**AIM**
Set down every entry again word for word, please, but skip the pictures.

**RECORD LIST**

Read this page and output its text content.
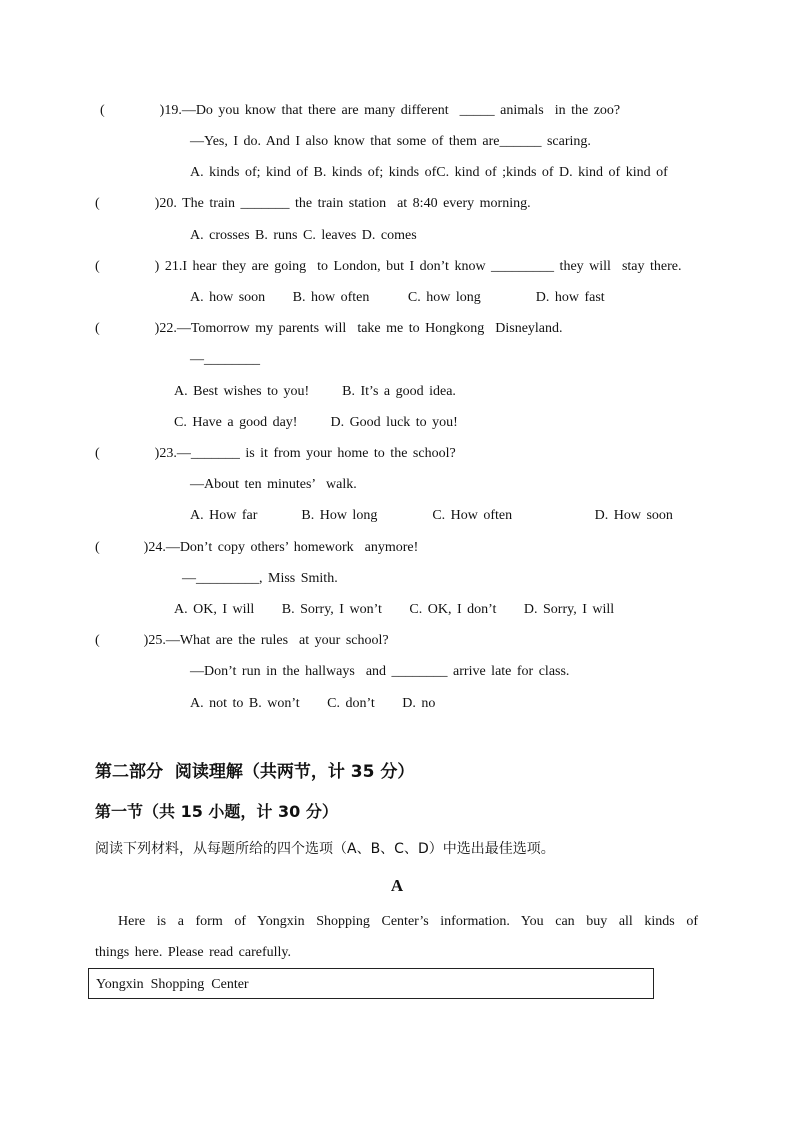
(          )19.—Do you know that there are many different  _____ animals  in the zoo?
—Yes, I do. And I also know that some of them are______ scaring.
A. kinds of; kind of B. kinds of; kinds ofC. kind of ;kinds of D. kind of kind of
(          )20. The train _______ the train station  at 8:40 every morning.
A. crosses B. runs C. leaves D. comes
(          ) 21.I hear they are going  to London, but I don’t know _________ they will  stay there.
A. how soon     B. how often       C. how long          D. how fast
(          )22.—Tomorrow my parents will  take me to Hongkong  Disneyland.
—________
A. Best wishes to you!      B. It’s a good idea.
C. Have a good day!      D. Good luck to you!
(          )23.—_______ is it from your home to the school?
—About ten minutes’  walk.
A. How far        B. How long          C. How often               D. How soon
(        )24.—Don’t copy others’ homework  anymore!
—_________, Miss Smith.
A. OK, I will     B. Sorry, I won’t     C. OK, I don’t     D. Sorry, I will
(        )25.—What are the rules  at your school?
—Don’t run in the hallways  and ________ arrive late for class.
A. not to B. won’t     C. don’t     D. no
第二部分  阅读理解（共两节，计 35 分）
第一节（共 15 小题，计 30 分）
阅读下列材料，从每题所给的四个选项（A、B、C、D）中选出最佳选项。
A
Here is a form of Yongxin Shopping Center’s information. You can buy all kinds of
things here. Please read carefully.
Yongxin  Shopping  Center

**REPLY TO THE TASK**
Read this page and output its text content.
(          )19.—Do you know that there are many different  _____ animals  in the zoo?
—Yes, I do. And I also know that some of them are______ scaring.
A. kinds of; kind of B. kinds of; kinds ofC. kind of ;kinds of D. kind of kind of
(          )20. The train _______ the train station  at 8:40 every morning.
A. crosses B. runs C. leaves D. comes
(          ) 21.I hear they are going  to London, but I don’t know _________ they will  stay there.
A. how soon     B. how often       C. how long          D. how fast
(          )22.—Tomorrow my parents will  take me to Hongkong  Disneyland.
—________
A. Best wishes to you!      B. It’s a good idea.
C. Have a good day!      D. Good luck to you!
(          )23.—_______ is it from your home to the school?
—About ten minutes’  walk.
A. How far        B. How long          C. How often               D. How soon
(        )24.—Don’t copy others’ homework  anymore!
—_________, Miss Smith.
A. OK, I will     B. Sorry, I won’t     C. OK, I don’t     D. Sorry, I will
(        )25.—What are the rules  at your school?
—Don’t run in the hallways  and ________ arrive late for class.
A. not to B. won’t     C. don’t     D. no
第二部分  阅读理解（共两节，计 35 分）
第一节（共 15 小题，计 30 分）
阅读下列材料，从每题所给的四个选项（A、B、C、D）中选出最佳选项。
A
Here is a form of Yongxin Shopping Center’s information. You can buy all kinds of
things here. Please read carefully.
Yongxin  Shopping  Center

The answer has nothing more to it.